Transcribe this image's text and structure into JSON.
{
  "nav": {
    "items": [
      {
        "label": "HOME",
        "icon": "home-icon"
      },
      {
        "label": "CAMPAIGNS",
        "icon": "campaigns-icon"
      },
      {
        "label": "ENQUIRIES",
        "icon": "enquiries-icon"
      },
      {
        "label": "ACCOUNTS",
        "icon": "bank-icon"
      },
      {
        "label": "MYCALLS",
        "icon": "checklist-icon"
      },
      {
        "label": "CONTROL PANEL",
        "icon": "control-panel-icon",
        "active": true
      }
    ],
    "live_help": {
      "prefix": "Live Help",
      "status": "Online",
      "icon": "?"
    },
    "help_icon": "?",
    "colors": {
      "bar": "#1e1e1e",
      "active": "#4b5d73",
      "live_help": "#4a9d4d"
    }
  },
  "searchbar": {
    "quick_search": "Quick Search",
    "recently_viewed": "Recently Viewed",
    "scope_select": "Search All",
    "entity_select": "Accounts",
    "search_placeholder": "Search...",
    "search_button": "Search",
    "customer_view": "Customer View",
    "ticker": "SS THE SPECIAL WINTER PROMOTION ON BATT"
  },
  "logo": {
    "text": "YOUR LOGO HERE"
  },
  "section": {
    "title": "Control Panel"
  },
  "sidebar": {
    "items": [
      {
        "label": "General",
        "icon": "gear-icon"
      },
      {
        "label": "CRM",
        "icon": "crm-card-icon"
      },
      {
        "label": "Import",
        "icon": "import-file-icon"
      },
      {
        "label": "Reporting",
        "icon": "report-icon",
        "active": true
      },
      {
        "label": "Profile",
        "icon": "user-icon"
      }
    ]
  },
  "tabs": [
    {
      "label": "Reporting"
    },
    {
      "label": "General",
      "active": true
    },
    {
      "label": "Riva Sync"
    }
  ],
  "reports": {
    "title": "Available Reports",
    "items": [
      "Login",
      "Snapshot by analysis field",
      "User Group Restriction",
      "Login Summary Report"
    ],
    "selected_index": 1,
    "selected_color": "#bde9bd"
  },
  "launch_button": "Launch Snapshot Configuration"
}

_____

TASK » Transcribe all entries exactly as they are given.

FINISHED ANSWER »
Transcribe this image's text and structure into JSON.
{
  "nav": {
    "items": [
      {
        "label": "HOME",
        "icon": "home-icon"
      },
      {
        "label": "CAMPAIGNS",
        "icon": "campaigns-icon"
      },
      {
        "label": "ENQUIRIES",
        "icon": "enquiries-icon"
      },
      {
        "label": "ACCOUNTS",
        "icon": "bank-icon"
      },
      {
        "label": "MYCALLS",
        "icon": "checklist-icon"
      },
      {
        "label": "CONTROL PANEL",
        "icon": "control-panel-icon",
        "active": true
      }
    ],
    "live_help": {
      "prefix": "Live Help",
      "status": "Online",
      "icon": "?"
    },
    "help_icon": "?",
    "colors": {
      "bar": "#1e1e1e",
      "active": "#4b5d73",
      "live_help": "#4a9d4d"
    }
  },
  "searchbar": {
    "quick_search": "Quick Search",
    "recently_viewed": "Recently Viewed",
    "scope_select": "Search All",
    "entity_select": "Accounts",
    "search_placeholder": "Search...",
    "search_button": "Search",
    "customer_view": "Customer View",
    "ticker": "SS THE SPECIAL WINTER PROMOTION ON BATT"
  },
  "logo": {
    "text": "YOUR LOGO HERE"
  },
  "section": {
    "title": "Control Panel"
  },
  "sidebar": {
    "items": [
      {
        "label": "General",
        "icon": "gear-icon"
      },
      {
        "label": "CRM",
        "icon": "crm-card-icon"
      },
      {
        "label": "Import",
        "icon": "import-file-icon"
      },
      {
        "label": "Reporting",
        "icon": "report-icon",
        "active": true
      },
      {
        "label": "Profile",
        "icon": "user-icon"
      }
    ]
  },
  "tabs": [
    {
      "label": "Reporting"
    },
    {
      "label": "General",
      "active": true
    },
    {
      "label": "Riva Sync"
    }
  ],
  "reports": {
    "title": "Available Reports",
    "items": [
      "Login",
      "Snapshot by analysis field",
      "User Group Restriction",
      "Login Summary Report"
    ],
    "selected_index": 1,
    "selected_color": "#bde9bd"
  },
  "launch_button": "Launch Snapshot Configuration"
}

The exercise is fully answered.